+++ DATA IN THIS EXERCISE +++
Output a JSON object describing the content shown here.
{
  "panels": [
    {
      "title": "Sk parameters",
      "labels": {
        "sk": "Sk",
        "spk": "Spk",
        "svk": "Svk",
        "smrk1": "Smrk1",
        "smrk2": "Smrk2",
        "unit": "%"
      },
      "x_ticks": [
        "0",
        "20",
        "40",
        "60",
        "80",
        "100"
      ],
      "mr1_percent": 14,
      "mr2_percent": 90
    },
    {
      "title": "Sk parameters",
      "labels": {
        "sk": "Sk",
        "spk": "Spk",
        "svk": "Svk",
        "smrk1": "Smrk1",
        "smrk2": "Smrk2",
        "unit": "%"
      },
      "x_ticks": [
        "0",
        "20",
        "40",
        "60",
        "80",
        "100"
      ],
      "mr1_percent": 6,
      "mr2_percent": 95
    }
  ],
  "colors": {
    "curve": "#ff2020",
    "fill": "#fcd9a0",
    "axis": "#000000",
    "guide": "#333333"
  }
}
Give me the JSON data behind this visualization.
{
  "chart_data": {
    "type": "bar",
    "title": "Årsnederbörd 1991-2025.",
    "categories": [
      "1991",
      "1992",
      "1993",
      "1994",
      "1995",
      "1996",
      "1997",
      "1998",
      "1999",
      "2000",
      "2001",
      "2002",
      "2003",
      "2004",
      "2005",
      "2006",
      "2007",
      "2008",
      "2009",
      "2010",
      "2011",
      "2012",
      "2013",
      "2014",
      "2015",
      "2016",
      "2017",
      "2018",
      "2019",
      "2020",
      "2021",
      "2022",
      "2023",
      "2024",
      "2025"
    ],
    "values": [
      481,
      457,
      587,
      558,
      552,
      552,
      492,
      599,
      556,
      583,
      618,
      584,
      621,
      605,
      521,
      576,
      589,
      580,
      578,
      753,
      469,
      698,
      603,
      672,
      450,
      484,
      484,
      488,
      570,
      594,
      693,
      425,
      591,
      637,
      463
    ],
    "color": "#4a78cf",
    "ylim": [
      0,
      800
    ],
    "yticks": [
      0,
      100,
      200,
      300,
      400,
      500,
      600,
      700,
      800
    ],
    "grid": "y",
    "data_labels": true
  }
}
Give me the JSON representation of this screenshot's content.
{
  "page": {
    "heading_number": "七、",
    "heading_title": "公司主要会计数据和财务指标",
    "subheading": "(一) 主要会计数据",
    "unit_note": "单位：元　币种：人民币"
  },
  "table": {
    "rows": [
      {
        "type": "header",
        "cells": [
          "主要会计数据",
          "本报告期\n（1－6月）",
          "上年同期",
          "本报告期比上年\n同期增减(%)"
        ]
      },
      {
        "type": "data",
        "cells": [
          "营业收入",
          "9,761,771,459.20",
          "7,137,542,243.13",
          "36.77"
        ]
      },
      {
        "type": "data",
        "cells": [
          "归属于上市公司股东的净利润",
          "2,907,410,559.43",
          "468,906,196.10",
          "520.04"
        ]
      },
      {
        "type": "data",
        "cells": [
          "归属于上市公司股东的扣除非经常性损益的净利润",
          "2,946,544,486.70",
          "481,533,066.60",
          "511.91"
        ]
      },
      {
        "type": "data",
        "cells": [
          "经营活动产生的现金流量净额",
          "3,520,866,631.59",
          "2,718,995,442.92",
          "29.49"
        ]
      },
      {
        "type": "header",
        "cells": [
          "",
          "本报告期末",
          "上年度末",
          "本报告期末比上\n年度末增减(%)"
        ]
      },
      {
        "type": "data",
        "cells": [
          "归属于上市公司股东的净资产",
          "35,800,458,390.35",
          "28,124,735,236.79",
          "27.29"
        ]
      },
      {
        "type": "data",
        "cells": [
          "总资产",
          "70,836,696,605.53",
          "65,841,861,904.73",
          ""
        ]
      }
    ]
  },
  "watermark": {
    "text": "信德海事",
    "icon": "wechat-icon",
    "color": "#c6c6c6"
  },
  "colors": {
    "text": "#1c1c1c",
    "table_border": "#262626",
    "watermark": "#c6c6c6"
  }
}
+++
• WHAT THIS TASK INVOLVES
Take the line that contains "Give me the JSON representation" and each line after it down to the last of the records, and retype them exactly; add nothing else.

• OUTPUT BELOW
Give me the JSON representation of this screenshot's content.
{
  "page": {
    "heading_number": "七、",
    "heading_title": "公司主要会计数据和财务指标",
    "subheading": "(一) 主要会计数据",
    "unit_note": "单位：元　币种：人民币"
  },
  "table": {
    "rows": [
      {
        "type": "header",
        "cells": [
          "主要会计数据",
          "本报告期\n（1－6月）",
          "上年同期",
          "本报告期比上年\n同期增减(%)"
        ]
      },
      {
        "type": "data",
        "cells": [
          "营业收入",
          "9,761,771,459.20",
          "7,137,542,243.13",
          "36.77"
        ]
      },
      {
        "type": "data",
        "cells": [
          "归属于上市公司股东的净利润",
          "2,907,410,559.43",
          "468,906,196.10",
          "520.04"
        ]
      },
      {
        "type": "data",
        "cells": [
          "归属于上市公司股东的扣除非经常性损益的净利润",
          "2,946,544,486.70",
          "481,533,066.60",
          "511.91"
        ]
      },
      {
        "type": "data",
        "cells": [
          "经营活动产生的现金流量净额",
          "3,520,866,631.59",
          "2,718,995,442.92",
          "29.49"
        ]
      },
      {
        "type": "header",
        "cells": [
          "",
          "本报告期末",
          "上年度末",
          "本报告期末比上\n年度末增减(%)"
        ]
      },
      {
        "type": "data",
        "cells": [
          "归属于上市公司股东的净资产",
          "35,800,458,390.35",
          "28,124,735,236.79",
          "27.29"
        ]
      },
      {
        "type": "data",
        "cells": [
          "总资产",
          "70,836,696,605.53",
          "65,841,861,904.73",
          ""
        ]
      }
    ]
  },
  "watermark": {
    "text": "信德海事",
    "icon": "wechat-icon",
    "color": "#c6c6c6"
  },
  "colors": {
    "text": "#1c1c1c",
    "table_border": "#262626",
    "watermark": "#c6c6c6"
  }
}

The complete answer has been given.